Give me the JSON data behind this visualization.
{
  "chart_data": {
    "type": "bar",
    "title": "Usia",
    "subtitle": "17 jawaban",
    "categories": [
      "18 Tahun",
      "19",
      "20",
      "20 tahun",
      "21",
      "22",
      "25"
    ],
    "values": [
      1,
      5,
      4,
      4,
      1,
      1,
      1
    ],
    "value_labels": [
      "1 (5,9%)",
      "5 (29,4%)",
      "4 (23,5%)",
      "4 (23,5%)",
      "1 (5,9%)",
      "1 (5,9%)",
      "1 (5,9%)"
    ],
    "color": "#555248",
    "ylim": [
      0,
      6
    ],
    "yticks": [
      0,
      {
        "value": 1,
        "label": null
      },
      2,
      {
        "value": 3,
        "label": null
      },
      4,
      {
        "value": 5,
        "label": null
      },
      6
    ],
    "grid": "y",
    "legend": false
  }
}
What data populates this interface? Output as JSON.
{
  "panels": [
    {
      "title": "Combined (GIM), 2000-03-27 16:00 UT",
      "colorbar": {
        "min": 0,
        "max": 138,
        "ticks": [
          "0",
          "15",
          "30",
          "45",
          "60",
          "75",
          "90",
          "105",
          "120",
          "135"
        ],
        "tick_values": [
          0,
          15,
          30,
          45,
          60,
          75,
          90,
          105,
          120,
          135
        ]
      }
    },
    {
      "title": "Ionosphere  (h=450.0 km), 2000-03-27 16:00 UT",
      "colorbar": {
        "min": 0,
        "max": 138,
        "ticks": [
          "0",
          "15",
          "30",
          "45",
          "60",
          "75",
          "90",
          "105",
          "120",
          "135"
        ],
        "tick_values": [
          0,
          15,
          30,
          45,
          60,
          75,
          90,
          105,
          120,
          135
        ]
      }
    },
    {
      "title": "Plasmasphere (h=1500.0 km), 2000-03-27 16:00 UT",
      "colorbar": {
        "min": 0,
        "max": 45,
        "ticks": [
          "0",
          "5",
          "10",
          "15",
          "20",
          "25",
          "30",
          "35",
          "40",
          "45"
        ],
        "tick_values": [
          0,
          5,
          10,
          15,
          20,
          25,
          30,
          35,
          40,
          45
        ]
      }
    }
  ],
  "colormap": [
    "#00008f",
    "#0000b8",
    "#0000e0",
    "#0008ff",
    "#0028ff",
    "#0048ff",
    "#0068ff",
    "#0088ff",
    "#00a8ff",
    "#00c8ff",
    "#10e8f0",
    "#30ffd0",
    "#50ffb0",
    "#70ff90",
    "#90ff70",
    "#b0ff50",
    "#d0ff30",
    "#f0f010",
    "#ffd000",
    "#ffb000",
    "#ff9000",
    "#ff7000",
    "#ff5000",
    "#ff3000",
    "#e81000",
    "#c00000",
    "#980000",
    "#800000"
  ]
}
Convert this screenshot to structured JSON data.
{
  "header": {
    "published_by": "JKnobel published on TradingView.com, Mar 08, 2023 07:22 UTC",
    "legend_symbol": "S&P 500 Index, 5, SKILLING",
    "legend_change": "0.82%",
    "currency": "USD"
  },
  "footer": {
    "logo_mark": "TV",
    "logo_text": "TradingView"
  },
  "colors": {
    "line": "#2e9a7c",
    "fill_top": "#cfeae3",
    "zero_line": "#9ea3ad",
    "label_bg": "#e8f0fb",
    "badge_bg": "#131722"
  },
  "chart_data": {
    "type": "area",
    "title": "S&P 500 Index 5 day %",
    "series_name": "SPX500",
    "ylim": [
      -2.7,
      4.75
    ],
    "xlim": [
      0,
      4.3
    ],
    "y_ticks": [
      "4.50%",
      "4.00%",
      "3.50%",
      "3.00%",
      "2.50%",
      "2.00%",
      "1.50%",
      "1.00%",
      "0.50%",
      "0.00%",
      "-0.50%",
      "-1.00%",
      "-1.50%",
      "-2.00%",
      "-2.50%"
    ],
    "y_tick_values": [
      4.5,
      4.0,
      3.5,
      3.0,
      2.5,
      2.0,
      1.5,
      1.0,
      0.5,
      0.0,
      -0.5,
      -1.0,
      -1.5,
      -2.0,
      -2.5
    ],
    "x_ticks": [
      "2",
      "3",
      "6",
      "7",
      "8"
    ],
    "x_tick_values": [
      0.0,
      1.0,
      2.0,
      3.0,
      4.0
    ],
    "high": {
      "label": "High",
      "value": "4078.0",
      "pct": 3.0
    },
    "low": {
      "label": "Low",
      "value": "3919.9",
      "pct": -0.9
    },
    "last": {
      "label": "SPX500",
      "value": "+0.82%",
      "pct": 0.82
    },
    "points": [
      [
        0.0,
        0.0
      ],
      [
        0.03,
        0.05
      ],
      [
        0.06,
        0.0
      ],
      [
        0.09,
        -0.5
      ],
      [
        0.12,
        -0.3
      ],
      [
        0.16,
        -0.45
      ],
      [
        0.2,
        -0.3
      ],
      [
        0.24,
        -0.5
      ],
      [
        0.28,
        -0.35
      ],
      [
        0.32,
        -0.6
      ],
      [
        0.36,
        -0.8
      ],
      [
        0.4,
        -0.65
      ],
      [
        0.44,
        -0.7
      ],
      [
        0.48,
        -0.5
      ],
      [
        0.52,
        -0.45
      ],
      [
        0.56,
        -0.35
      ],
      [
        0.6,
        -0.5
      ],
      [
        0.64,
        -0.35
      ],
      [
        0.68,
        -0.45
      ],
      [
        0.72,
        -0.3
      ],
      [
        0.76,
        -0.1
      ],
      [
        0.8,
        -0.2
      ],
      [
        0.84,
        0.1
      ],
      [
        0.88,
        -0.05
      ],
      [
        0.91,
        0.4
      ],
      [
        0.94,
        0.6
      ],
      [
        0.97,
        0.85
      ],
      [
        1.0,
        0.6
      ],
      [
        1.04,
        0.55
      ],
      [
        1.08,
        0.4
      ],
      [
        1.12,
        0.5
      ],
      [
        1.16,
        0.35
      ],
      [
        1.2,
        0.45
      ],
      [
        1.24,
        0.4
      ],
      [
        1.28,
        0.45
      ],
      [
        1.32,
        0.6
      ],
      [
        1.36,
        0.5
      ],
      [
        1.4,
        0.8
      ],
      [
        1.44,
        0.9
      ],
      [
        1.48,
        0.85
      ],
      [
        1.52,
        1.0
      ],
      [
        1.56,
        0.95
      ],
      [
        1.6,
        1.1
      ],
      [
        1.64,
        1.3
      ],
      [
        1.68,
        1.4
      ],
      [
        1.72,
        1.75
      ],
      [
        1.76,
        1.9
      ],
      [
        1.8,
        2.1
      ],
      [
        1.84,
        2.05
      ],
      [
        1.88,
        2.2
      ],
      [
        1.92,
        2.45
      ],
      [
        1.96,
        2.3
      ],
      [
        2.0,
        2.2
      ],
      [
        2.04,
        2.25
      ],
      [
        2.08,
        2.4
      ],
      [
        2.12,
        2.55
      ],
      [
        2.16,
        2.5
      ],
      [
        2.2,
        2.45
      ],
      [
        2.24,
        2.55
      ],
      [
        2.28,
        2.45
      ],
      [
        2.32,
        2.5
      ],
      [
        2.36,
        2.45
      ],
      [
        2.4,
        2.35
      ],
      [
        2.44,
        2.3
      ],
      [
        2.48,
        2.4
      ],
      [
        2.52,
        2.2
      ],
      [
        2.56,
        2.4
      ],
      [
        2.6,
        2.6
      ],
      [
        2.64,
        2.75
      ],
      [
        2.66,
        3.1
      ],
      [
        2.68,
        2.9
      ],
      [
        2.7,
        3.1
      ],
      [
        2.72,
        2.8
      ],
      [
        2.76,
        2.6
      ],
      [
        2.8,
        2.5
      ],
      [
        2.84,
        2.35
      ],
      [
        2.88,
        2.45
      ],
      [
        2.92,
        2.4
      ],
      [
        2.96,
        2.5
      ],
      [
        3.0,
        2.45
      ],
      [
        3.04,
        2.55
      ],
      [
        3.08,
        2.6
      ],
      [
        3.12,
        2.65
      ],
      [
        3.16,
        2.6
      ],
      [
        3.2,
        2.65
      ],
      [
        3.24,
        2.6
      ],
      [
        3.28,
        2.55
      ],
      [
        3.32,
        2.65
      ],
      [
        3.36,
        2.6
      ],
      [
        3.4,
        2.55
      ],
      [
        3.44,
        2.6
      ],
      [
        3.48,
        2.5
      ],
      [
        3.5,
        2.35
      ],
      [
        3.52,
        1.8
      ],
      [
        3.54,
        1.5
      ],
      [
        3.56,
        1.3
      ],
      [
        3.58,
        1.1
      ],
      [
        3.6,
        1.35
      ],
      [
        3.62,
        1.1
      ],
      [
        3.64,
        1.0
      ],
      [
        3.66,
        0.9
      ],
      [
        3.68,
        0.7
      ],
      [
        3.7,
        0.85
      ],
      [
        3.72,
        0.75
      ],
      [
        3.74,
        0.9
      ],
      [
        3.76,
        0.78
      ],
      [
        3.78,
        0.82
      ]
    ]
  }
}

━━━━━━━━━━━━━━━━━━━━━━━━━━━━━━

**Instructions to follow:** Pick out each line in the material containing "this".

**Response to the task:**
Give me the JSON data behind this visualization.
What data populates this interface? Output as JSON.
Convert this screenshot to structured JSON data.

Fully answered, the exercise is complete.